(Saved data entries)
::::::::::
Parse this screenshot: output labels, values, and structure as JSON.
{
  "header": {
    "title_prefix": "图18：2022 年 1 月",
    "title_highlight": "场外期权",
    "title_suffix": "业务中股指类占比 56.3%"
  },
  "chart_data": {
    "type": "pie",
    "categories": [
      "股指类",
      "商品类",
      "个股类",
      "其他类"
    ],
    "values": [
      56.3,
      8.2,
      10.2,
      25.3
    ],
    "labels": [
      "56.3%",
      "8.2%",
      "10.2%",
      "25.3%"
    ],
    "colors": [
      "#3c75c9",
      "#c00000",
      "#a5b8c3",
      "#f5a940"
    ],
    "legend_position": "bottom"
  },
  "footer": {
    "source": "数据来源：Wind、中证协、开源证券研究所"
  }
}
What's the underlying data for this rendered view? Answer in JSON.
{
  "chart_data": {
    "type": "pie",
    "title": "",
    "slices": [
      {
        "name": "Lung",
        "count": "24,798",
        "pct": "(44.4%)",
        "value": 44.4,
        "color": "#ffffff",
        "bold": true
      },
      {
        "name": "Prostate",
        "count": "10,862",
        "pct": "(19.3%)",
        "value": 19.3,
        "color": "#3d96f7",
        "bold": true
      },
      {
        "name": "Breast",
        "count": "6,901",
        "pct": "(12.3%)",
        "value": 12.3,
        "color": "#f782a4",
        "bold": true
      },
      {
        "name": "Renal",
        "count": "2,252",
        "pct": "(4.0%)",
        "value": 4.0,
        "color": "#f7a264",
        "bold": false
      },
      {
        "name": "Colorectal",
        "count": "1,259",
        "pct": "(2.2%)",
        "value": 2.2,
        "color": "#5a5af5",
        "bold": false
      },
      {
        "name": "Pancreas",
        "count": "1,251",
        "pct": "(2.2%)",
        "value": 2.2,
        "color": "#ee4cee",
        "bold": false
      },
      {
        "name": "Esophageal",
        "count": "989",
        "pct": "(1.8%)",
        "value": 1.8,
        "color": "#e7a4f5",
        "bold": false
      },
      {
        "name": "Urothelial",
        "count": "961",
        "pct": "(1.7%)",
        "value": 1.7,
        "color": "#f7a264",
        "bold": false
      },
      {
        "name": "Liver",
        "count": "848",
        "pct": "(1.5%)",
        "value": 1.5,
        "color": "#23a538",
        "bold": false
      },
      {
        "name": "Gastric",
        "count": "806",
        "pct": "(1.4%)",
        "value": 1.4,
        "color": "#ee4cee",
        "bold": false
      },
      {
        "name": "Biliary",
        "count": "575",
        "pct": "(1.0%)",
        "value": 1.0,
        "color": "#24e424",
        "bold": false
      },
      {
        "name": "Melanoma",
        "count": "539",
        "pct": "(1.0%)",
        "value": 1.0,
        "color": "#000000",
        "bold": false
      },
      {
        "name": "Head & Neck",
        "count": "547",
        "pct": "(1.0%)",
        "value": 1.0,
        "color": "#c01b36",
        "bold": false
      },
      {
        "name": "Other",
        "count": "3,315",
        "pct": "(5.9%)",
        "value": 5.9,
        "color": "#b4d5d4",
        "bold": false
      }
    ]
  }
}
::::::::::
#### [THE PROBLEM]
Print the listing above in full, exactly as it is.

#### [EXERCISE OUTPUT]
Parse this screenshot: output labels, values, and structure as JSON.
{
  "header": {
    "title_prefix": "图18：2022 年 1 月",
    "title_highlight": "场外期权",
    "title_suffix": "业务中股指类占比 56.3%"
  },
  "chart_data": {
    "type": "pie",
    "categories": [
      "股指类",
      "商品类",
      "个股类",
      "其他类"
    ],
    "values": [
      56.3,
      8.2,
      10.2,
      25.3
    ],
    "labels": [
      "56.3%",
      "8.2%",
      "10.2%",
      "25.3%"
    ],
    "colors": [
      "#3c75c9",
      "#c00000",
      "#a5b8c3",
      "#f5a940"
    ],
    "legend_position": "bottom"
  },
  "footer": {
    "source": "数据来源：Wind、中证协、开源证券研究所"
  }
}
What's the underlying data for this rendered view? Answer in JSON.
{
  "chart_data": {
    "type": "pie",
    "title": "",
    "slices": [
      {
        "name": "Lung",
        "count": "24,798",
        "pct": "(44.4%)",
        "value": 44.4,
        "color": "#ffffff",
        "bold": true
      },
      {
        "name": "Prostate",
        "count": "10,862",
        "pct": "(19.3%)",
        "value": 19.3,
        "color": "#3d96f7",
        "bold": true
      },
      {
        "name": "Breast",
        "count": "6,901",
        "pct": "(12.3%)",
        "value": 12.3,
        "color": "#f782a4",
        "bold": true
      },
      {
        "name": "Renal",
        "count": "2,252",
        "pct": "(4.0%)",
        "value": 4.0,
        "color": "#f7a264",
        "bold": false
      },
      {
        "name": "Colorectal",
        "count": "1,259",
        "pct": "(2.2%)",
        "value": 2.2,
        "color": "#5a5af5",
        "bold": false
      },
      {
        "name": "Pancreas",
        "count": "1,251",
        "pct": "(2.2%)",
        "value": 2.2,
        "color": "#ee4cee",
        "bold": false
      },
      {
        "name": "Esophageal",
        "count": "989",
        "pct": "(1.8%)",
        "value": 1.8,
        "color": "#e7a4f5",
        "bold": false
      },
      {
        "name": "Urothelial",
        "count": "961",
        "pct": "(1.7%)",
        "value": 1.7,
        "color": "#f7a264",
        "bold": false
      },
      {
        "name": "Liver",
        "count": "848",
        "pct": "(1.5%)",
        "value": 1.5,
        "color": "#23a538",
        "bold": false
      },
      {
        "name": "Gastric",
        "count": "806",
        "pct": "(1.4%)",
        "value": 1.4,
        "color": "#ee4cee",
        "bold": false
      },
      {
        "name": "Biliary",
        "count": "575",
        "pct": "(1.0%)",
        "value": 1.0,
        "color": "#24e424",
        "bold": false
      },
      {
        "name": "Melanoma",
        "count": "539",
        "pct": "(1.0%)",
        "value": 1.0,
        "color": "#000000",
        "bold": false
      },
      {
        "name": "Head & Neck",
        "count": "547",
        "pct": "(1.0%)",
        "value": 1.0,
        "color": "#c01b36",
        "bold": false
      },
      {
        "name": "Other",
        "count": "3,315",
        "pct": "(5.9%)",
        "value": 5.9,
        "color": "#b4d5d4",
        "bold": false
      }
    ]
  }
}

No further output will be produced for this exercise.